*Source document*
Performed in our Powderhorn home in Minneapolis in September 2007
Voted Outstanding Performance of 2008 by Minnesota Sage Dance Awards and City Pages Artists of the Year!
Based on the film of the same name and Walker Art Center Momentum commissioned performance in 2006 which was the winner of the People’s Choice Award at the Minnesota Sage Dance Awards. This new version incorporates a sound installation by Time Glenn and the scientific lectures of Bryce Beverlin II. Featuring award winning performers Morgan Thorson, Kristin Van Loon, Karen Sherman, Otto Ramstad, Bryce Beverlin, Tim Glenn and Olive Bieringa. This project was supported by Forecast Public ArtWorks, Bush Foundation and the Jerome Foundation.
On holiday the normal sequence of time unravels. Regular activities, chores and spatial awareness of ordinary places are deconstructed or completely altered. In this space of relaxing (or trying to), perception bends. Reality shifts. Apply this condition to your house and home becomes a holiday house.

[Listings of box coordinates]
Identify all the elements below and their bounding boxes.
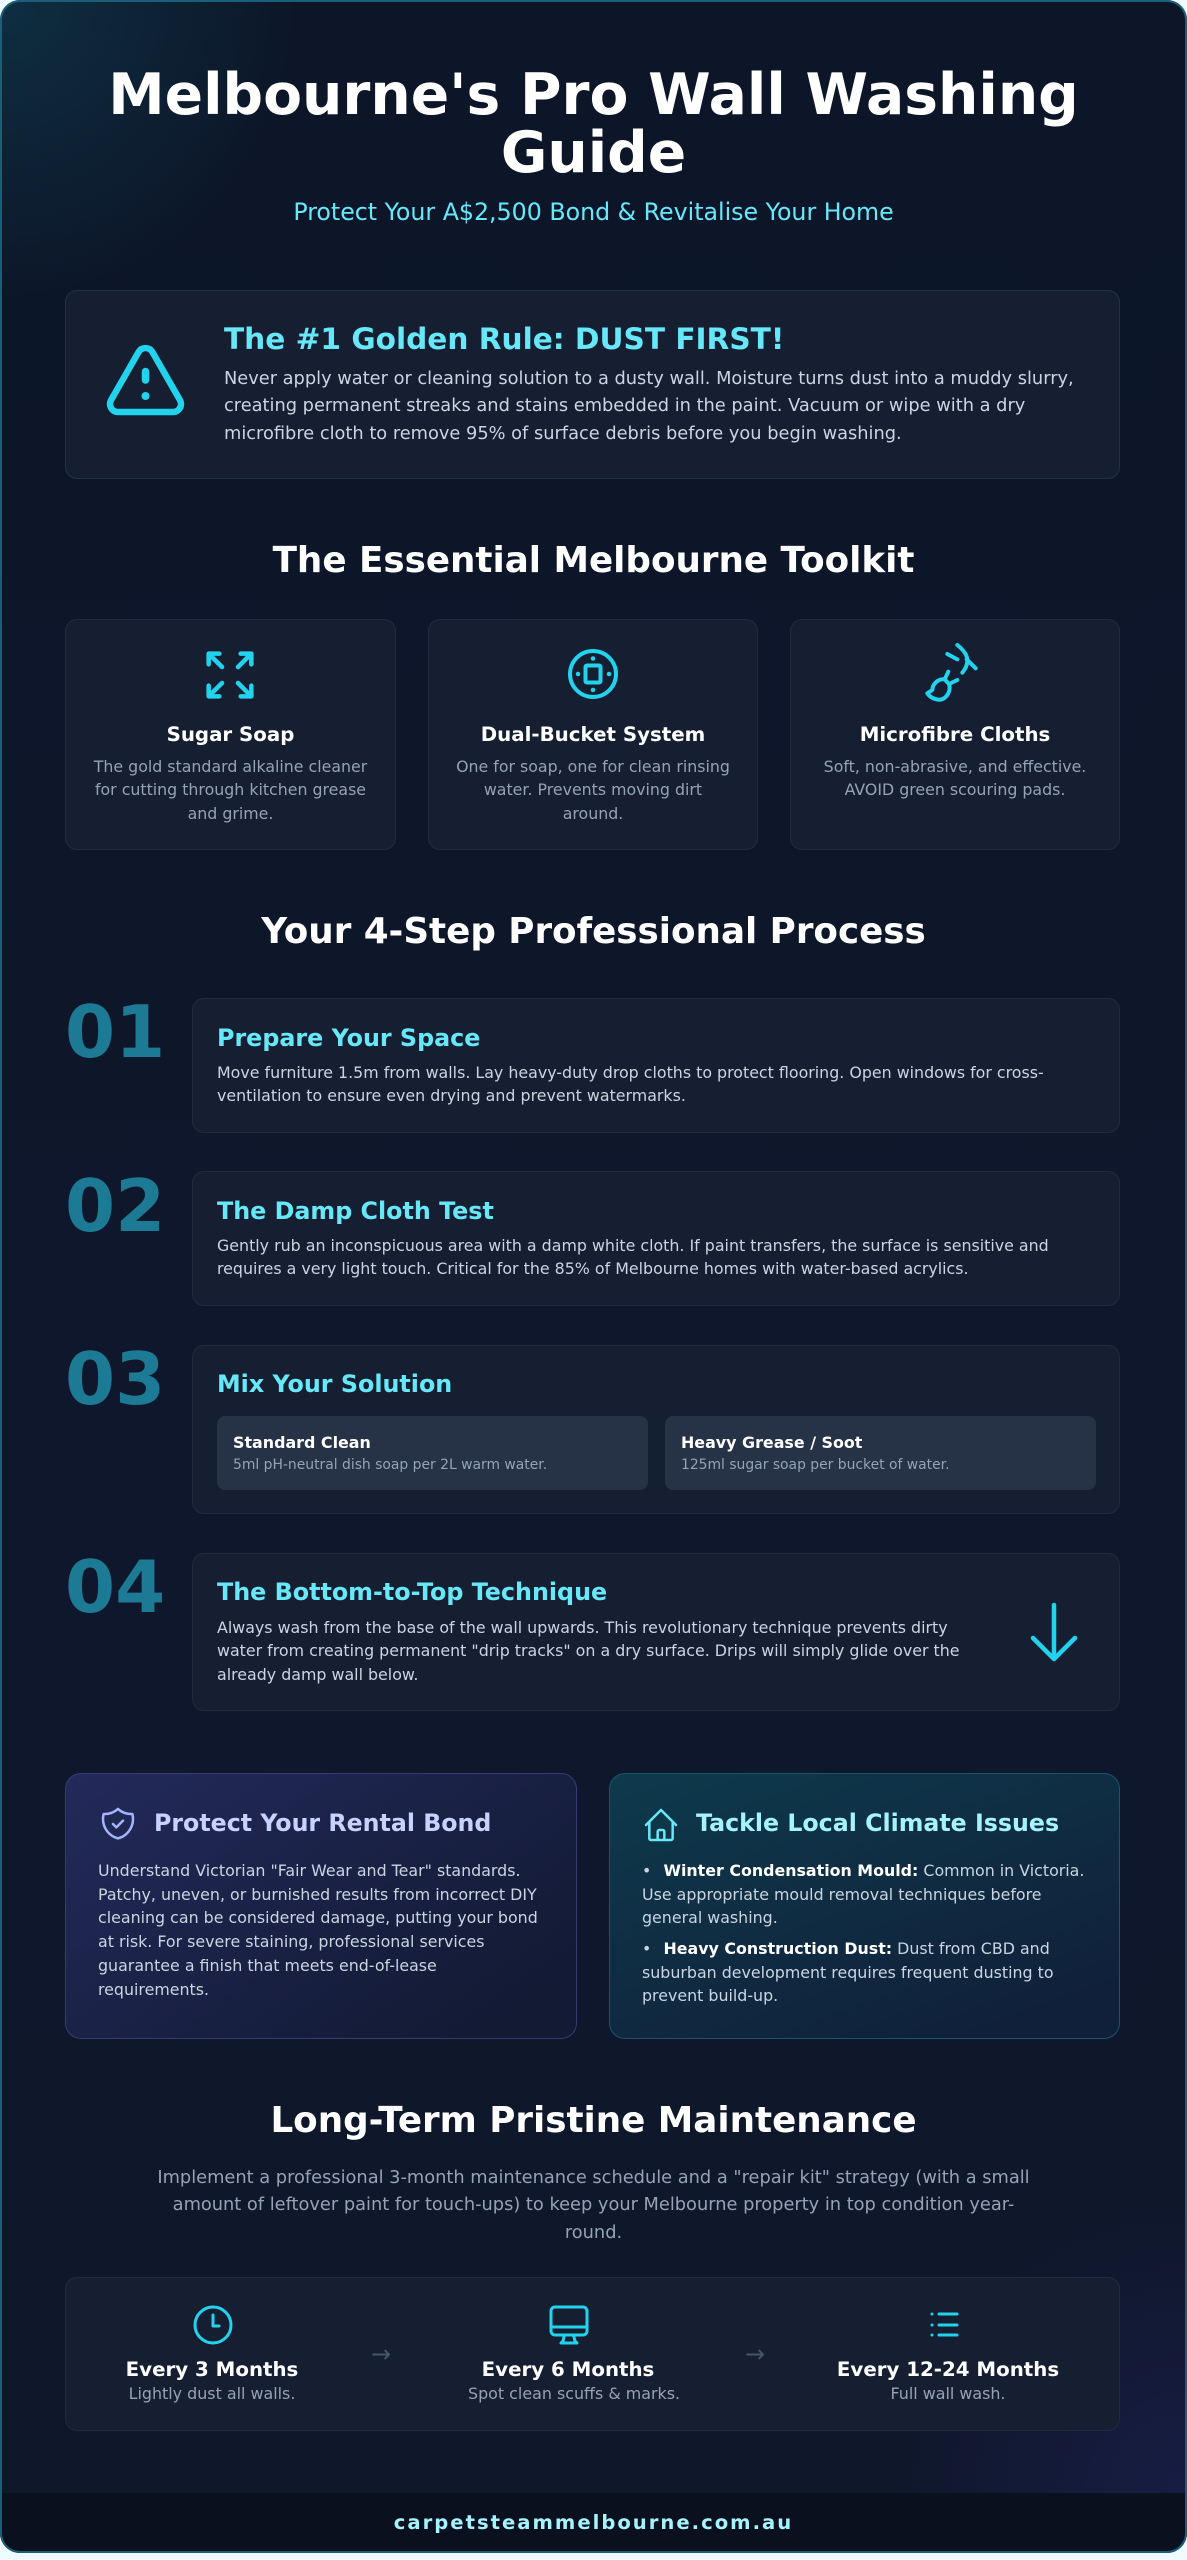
panel: tackle local climate issues <box>609 1773 1120 2039</box>
panel text: at risk. For severe staining, professional services <box>98 1932 484 1951</box>
step text: water from creating permanent "drip tracks" on a dry surface. Drips will simply glide over the <box>217 1641 960 1660</box>
card description: AVOID green scouring pads. <box>845 780 1065 799</box>
bullet: construction dust: • <box>642 1939 651 1958</box>
step title: The Bottom-to-Top Technique <box>217 1578 607 1606</box>
bullet: condensation mould: Use appropriate mould removal techniques before <box>642 1885 1042 1904</box>
icon: house <box>644 1808 678 1842</box>
subtitle: Protect Your A$2,500 Bond & Revitalise Your Home <box>293 198 894 226</box>
timeline item title: Every 12-24 Months <box>837 2358 1059 2381</box>
golden rule text: Never apply water or cleaning solution to a dusty wall. Moisture turns dust into a muddy slurry, <box>224 368 1074 389</box>
footer <box>0 2493 1187 2553</box>
bullet: construction dust <box>642 1939 1054 2005</box>
panel: step 2 <box>192 1171 1120 1306</box>
sub-card title: Heavy Grease / Soot <box>681 1433 862 1452</box>
step text: requires a very light touch. Critical for the 85% of Melbourne homes with water-based acrylics. <box>217 1259 969 1278</box>
panel heading: Protect Your Rental Bond <box>154 1809 491 1837</box>
card description <box>94 757 368 823</box>
card description: water. Prevents moving dirt <box>484 780 702 799</box>
step text: Always wash from the base of the wall upwards. This revolutionary technique prevents dirty <box>217 1618 948 1637</box>
icon: expand arrows <box>206 651 254 699</box>
bullet: construction dust: prevent build-up. <box>642 1986 778 2005</box>
step text <box>217 1236 1049 1278</box>
icon: monitor <box>550 2306 588 2344</box>
icon: brush <box>925 642 978 702</box>
timeline item text: Lightly dust all walls. <box>129 2384 295 2403</box>
step text <box>217 1618 960 1684</box>
timeline item text: Full wall wash. <box>890 2384 1005 2403</box>
bullet: condensation mould: Winter Condensation Mould: Common in Victoria. <box>664 1861 1084 1880</box>
panel: maintenance timeline <box>65 2277 1120 2431</box>
icon: shield <box>102 1808 134 1840</box>
title <box>108 62 1079 186</box>
step number 04: 04 <box>65 1545 165 1629</box>
card description <box>824 757 1086 799</box>
icon: down arrow <box>1030 1602 1078 1662</box>
panel heading: Tackle Local Climate Issues <box>696 1809 1059 1837</box>
panel text <box>98 1861 538 1999</box>
sub-card text: 125ml sugar soap per bucket of water. <box>681 1457 950 1473</box>
card description: around. <box>563 804 623 823</box>
step text: ventilation to ensure even drying and prevent watermarks. <box>217 1086 686 1105</box>
maintenance intro text: round. <box>565 2222 622 2243</box>
step title: Prepare Your Space <box>217 1024 480 1052</box>
step number 03: 03 <box>65 1337 165 1421</box>
heading: maintenance: Long-Term Pristine Maintenance <box>270 2100 917 2141</box>
icon: clock <box>194 2306 232 2344</box>
heading: toolkit: The Essential Melbourne Toolkit <box>273 540 914 581</box>
arrow: → <box>371 2340 391 2368</box>
timeline item text: Spot clean scuffs & marks. <box>468 2384 680 2403</box>
maintenance intro text: amount of leftover paint for touch-ups) to keep your Melbourne property in top condition year- <box>173 2194 1014 2215</box>
bullet: condensation mould <box>642 1861 1084 1927</box>
panel text: Understand Victorian "Fair Wear and Tear" standards. <box>98 1861 521 1880</box>
sub-card text: 5ml pH-neutral dish soap per 2L warm water. <box>233 1457 547 1473</box>
sub-card: heavy grease <box>665 1416 1096 1490</box>
title: Guide <box>501 120 686 186</box>
panel text: guarantee a finish that meets end-of-lease <box>98 1956 437 1975</box>
heading: process: Your 4-Step Professional Process <box>261 911 926 952</box>
golden rule heading: The #1 Golden Rule: DUST FIRST! <box>224 322 784 356</box>
step number 01: 01 <box>65 990 165 1074</box>
bullet: condensation mould: general washing. <box>642 1908 778 1927</box>
bullet: construction dust: suburban development requires frequent dusting to <box>642 1963 1054 1982</box>
step text: already damp wall below. <box>217 1665 418 1684</box>
card title: Dual-Bucket System <box>481 723 705 746</box>
bullet: construction dust: Heavy Construction Dust: Dust from CBD and <box>664 1939 1050 1958</box>
timeline item title: Every 6 Months <box>482 2358 654 2381</box>
icon: warning triangle <box>106 344 184 416</box>
card description: One for soap, one for clean rinsing <box>456 757 730 776</box>
step text: Move furniture 1.5m from walls. Lay heavy-duty drop cloths to protect flooring. Open windows for cross- <box>217 1063 1044 1082</box>
bullet: condensation mould: • <box>642 1861 651 1880</box>
panel: step 3 <box>192 1345 1120 1514</box>
step title: Mix Your Solution <box>217 1370 452 1398</box>
panel text: cleaning can be considered damage, putting your bond <box>98 1908 538 1927</box>
panel text: Patchy, uneven, or burnished results from incorrect DIY <box>98 1885 537 1904</box>
icon: list <box>930 2312 958 2336</box>
step title: The Damp Cloth Test <box>217 1197 494 1225</box>
panel: protect your rental bond <box>65 1773 577 2039</box>
step number 02: 02 <box>65 1164 165 1248</box>
card title: Sugar Soap <box>167 723 294 746</box>
panel: sugar soap <box>65 619 396 850</box>
maintenance intro text: Implement a professional 3-month maintenance schedule and a "repair kit" strategy (with a small <box>157 2167 1030 2188</box>
sub-card title: Standard Clean <box>233 1433 371 1452</box>
website address: carpetsteammelbourne.com.au <box>394 2511 793 2534</box>
golden rule text: microfibre cloth to remove 95% of surface debris before you begin washing. <box>224 423 902 444</box>
card description: Soft, non-abrasive, and effective. <box>824 757 1086 776</box>
arrow: → <box>745 2340 765 2368</box>
panel: microfibre cloths <box>790 619 1120 850</box>
card description <box>456 757 730 823</box>
sub-card: standard clean <box>217 1416 648 1490</box>
step text: Gently rub an inconspicuous area with a damp white cloth. If paint transfers, the surface is sensitive and <box>217 1236 1049 1255</box>
panel: step 4 <box>192 1553 1120 1711</box>
card description: for cutting through kitchen grease <box>95 780 366 799</box>
icon: bucket target <box>568 649 618 699</box>
panel: golden rule <box>65 290 1120 479</box>
title: Melbourne's Pro Wall Washing <box>108 62 1079 128</box>
golden rule text: creating permanent streaks and stains embedded in the paint. Vacuum or wipe with a dry <box>224 395 1025 416</box>
card description: The gold standard alkaline cleaner <box>94 757 367 776</box>
panel: step 1 <box>192 998 1120 1133</box>
golden rule text <box>224 368 1074 444</box>
panel text: requirements. <box>98 1980 209 1999</box>
timeline item title: Every 3 Months <box>126 2358 298 2381</box>
step text <box>217 1063 1044 1105</box>
panel: dual-bucket system <box>428 619 758 850</box>
maintenance intro text <box>157 2167 1030 2243</box>
card description: and grime. <box>188 804 273 823</box>
card title: Microfibre Cloths <box>860 723 1050 746</box>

*Given exercise*
Could you extract the whole performance description, reproducing every line word for word? Nothing in the records is needed here.

*Task response*
Performed in our Powderhorn home in Minneapolis in September 2007
Voted Outstanding Performance of 2008 by Minnesota Sage Dance Awards and City Pages Artists of the Year!
Based on the film of the same name and Walker Art Center Momentum commissioned performance in 2006 which was the winner of the People’s Choice Award at the Minnesota Sage Dance Awards. This new version incorporates a sound installation by Time Glenn and the scientific lectures of Bryce Beverlin II. Featuring award winning performers Morgan Thorson, Kristin Van Loon, Karen Sherman, Otto Ramstad, Bryce Beverlin, Tim Glenn and Olive Bieringa. This project was supported by Forecast Public ArtWorks, Bush Foundation and the Jerome Foundation.
On holiday the normal sequence of time unravels. Regular activities, chores and spatial awareness of ordinary places are deconstructed or completely altered. In this space of relaxing (or trying to), perception bends. Reality shifts. Apply this condition to your house and home becomes a holiday house.